## begin RECORDS FOR THIS TASK
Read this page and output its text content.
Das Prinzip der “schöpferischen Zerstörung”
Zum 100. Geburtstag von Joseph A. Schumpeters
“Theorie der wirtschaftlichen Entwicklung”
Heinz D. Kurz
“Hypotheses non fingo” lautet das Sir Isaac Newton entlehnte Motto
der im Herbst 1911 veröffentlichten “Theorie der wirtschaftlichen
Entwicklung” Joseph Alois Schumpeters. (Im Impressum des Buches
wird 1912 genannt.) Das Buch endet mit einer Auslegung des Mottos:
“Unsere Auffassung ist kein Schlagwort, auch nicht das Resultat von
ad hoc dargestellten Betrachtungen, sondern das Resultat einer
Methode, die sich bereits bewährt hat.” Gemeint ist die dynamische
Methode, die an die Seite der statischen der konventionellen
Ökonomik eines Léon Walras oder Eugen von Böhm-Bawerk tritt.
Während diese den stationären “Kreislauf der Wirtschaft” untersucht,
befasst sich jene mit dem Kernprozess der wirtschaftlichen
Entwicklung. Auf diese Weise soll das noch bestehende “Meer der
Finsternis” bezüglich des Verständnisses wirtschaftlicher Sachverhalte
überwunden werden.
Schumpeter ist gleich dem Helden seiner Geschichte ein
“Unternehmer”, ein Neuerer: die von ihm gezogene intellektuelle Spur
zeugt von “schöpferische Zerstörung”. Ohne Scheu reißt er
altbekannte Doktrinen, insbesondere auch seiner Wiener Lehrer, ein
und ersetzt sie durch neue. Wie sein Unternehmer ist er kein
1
## end RECORDS FOR THIS TASK
## SET PROBLEM
All lines in the data that contain the word "sich" should be copied.

## TASK OUTPUT
Methode, die sich bereits bewährt hat.” Gemeint ist die dynamische
befasst sich jene mit dem Kernprozess der wirtschaftlichen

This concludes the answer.